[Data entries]
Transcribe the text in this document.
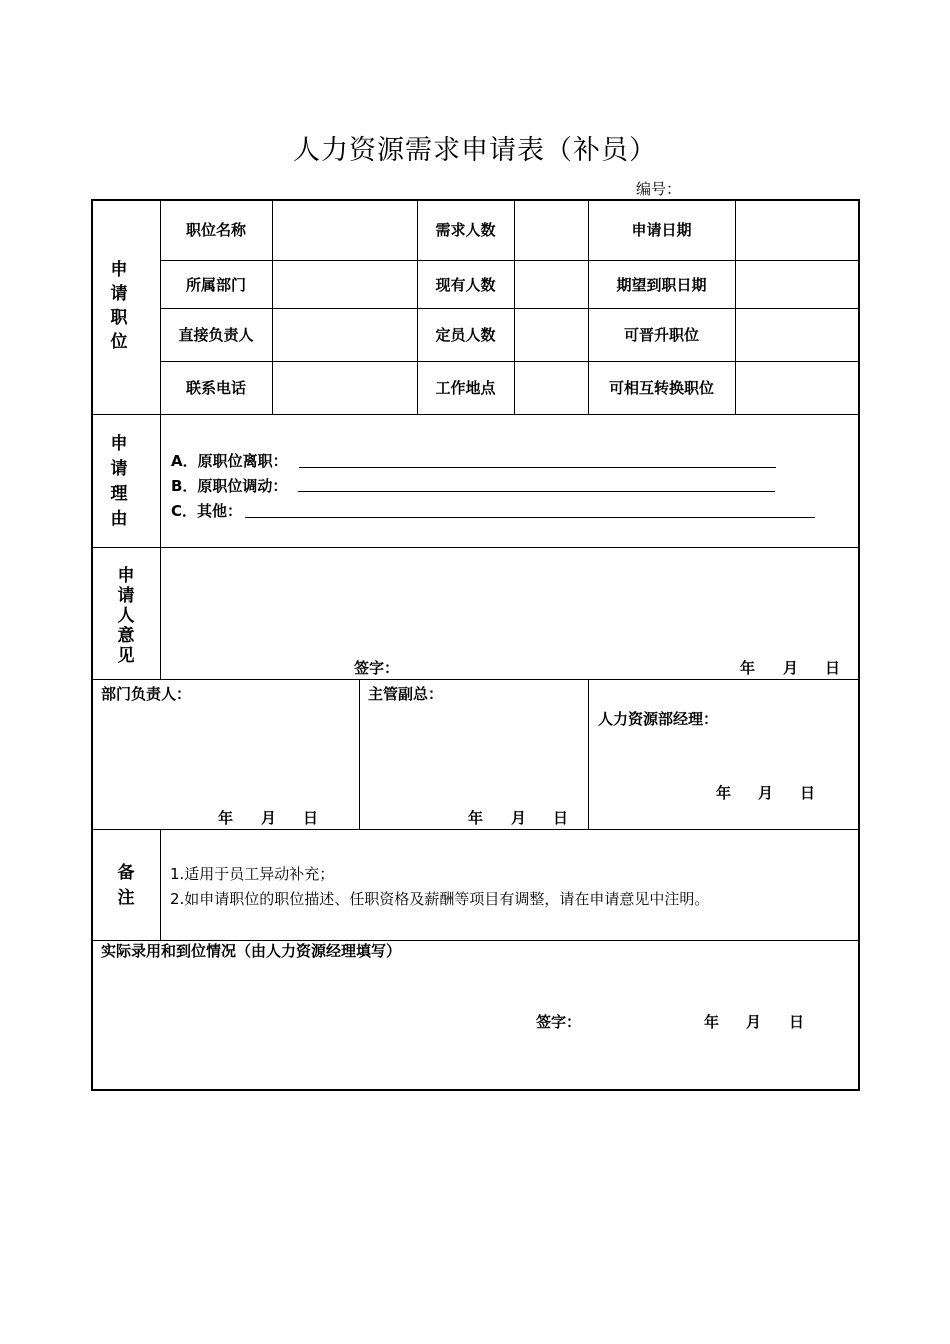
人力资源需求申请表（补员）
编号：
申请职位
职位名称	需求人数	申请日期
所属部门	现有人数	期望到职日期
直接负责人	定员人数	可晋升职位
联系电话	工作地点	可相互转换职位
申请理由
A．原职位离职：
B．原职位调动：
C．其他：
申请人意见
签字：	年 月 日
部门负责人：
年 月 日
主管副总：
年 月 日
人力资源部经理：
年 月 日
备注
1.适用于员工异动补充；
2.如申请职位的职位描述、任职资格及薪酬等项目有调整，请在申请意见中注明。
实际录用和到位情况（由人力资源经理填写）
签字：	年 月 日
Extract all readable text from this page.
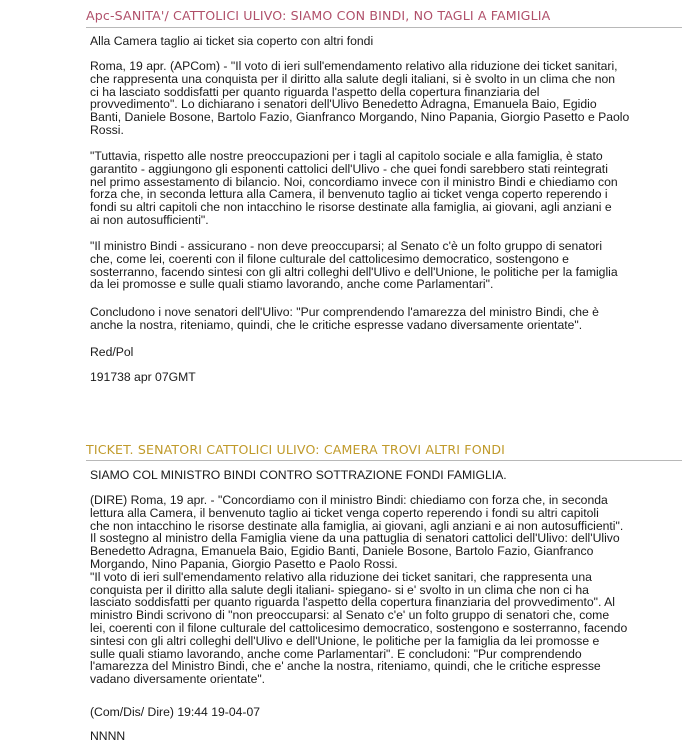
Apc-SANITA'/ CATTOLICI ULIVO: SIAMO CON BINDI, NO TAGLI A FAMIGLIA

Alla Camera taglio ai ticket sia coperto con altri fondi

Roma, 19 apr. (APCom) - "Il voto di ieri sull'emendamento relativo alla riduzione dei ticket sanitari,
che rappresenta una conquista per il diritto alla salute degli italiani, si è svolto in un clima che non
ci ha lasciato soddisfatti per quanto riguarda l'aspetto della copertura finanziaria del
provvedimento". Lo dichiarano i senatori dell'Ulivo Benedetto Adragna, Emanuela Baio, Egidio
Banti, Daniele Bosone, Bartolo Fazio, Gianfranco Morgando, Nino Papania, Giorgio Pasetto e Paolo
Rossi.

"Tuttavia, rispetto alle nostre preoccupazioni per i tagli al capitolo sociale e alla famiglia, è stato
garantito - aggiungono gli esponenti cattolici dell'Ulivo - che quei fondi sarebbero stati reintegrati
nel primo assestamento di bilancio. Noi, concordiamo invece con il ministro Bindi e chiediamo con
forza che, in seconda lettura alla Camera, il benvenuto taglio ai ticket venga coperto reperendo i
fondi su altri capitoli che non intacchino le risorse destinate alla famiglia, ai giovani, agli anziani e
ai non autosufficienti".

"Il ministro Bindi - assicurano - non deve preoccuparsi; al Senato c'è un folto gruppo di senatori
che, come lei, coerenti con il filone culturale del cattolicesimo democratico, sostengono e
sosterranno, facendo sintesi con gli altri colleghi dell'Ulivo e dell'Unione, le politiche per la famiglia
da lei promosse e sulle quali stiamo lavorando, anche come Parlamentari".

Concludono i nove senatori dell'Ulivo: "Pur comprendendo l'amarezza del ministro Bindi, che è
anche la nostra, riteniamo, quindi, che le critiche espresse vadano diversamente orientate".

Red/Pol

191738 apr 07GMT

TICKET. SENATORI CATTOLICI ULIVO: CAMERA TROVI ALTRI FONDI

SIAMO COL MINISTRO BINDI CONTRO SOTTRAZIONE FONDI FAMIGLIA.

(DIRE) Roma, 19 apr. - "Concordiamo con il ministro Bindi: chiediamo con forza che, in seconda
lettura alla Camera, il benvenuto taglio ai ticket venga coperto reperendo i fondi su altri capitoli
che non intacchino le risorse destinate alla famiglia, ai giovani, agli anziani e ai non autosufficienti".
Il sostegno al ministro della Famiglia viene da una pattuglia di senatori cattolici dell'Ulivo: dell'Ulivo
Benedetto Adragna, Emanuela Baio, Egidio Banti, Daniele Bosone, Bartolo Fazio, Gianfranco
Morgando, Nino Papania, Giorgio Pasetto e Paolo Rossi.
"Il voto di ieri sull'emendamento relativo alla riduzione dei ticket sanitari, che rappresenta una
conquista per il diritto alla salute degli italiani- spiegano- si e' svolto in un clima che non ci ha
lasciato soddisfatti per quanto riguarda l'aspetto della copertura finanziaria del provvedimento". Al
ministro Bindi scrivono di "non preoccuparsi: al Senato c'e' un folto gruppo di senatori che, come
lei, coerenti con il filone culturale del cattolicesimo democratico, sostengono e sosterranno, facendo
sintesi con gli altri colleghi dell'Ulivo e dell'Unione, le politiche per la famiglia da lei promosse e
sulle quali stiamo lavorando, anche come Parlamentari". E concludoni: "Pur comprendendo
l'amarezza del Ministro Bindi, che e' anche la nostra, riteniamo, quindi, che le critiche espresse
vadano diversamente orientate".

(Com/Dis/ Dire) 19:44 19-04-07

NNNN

---

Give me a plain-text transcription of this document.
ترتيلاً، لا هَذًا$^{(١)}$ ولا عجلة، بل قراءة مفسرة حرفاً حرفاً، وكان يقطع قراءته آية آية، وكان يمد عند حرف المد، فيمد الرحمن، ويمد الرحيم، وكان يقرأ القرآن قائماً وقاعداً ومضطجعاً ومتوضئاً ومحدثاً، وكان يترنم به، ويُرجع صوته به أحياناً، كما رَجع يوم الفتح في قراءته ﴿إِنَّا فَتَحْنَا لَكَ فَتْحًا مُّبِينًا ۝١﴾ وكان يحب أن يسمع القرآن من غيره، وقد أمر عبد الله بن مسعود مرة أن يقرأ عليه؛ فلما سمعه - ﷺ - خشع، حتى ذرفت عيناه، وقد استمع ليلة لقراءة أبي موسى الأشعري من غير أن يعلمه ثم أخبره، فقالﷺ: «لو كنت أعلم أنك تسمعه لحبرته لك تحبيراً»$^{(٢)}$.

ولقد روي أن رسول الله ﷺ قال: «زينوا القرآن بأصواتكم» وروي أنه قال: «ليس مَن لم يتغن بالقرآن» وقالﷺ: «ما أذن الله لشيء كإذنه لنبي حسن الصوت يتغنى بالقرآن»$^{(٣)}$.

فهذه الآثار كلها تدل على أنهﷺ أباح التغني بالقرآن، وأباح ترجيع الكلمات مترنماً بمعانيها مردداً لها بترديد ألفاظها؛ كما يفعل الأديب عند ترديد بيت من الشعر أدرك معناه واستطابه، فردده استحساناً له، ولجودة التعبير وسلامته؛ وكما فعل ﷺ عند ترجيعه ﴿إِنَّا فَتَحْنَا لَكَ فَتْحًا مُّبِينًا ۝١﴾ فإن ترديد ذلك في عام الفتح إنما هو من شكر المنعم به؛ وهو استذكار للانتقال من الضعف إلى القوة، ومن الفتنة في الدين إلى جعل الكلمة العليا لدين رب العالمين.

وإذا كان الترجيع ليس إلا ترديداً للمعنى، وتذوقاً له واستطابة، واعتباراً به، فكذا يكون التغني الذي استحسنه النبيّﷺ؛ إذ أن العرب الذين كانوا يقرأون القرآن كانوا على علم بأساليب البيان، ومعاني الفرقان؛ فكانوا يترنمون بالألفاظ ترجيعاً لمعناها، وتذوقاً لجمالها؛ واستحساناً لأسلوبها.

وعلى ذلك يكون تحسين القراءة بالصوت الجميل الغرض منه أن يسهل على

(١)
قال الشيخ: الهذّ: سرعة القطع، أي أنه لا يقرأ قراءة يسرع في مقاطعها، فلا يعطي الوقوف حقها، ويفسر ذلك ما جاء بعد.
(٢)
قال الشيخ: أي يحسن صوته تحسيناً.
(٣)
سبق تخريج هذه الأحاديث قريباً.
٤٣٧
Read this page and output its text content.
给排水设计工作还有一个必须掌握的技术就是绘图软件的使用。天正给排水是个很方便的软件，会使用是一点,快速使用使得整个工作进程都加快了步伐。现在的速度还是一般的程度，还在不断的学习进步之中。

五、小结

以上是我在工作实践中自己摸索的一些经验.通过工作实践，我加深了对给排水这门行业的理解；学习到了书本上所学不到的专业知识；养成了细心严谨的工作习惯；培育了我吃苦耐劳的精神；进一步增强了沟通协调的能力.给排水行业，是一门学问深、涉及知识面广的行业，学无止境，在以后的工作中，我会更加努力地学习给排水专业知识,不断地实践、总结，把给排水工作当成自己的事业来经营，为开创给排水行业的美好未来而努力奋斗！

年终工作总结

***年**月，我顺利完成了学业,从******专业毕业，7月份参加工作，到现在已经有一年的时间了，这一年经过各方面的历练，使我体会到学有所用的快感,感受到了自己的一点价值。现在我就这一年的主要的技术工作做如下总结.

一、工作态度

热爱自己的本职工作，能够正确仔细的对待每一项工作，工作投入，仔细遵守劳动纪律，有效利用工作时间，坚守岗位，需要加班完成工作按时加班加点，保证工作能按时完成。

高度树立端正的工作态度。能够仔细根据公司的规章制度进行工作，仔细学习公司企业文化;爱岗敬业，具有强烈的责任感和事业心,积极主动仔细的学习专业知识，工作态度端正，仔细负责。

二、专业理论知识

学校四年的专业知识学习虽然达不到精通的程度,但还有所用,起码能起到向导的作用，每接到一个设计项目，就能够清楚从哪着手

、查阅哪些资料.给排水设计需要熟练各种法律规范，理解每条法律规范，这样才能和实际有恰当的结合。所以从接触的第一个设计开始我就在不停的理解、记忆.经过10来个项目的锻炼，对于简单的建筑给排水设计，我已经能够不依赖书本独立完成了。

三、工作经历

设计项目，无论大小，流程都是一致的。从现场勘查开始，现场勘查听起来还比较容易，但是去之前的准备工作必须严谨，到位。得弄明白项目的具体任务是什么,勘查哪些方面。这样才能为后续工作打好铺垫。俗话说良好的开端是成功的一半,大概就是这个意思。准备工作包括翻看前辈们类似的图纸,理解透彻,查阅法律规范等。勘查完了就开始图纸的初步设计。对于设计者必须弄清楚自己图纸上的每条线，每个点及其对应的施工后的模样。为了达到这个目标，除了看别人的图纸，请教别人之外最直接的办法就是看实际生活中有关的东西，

# [WHAT YOU HAVE TO DO]
Show every line from the entries above in which the word "chiediamo" appears.

# [CORRECT RESPONSE]
nel primo assestamento di bilancio. Noi, concordiamo invece con il ministro Bindi e chiediamo con
(DIRE) Roma, 19 apr. - "Concordiamo con il ministro Bindi: chiediamo con forza che, in seconda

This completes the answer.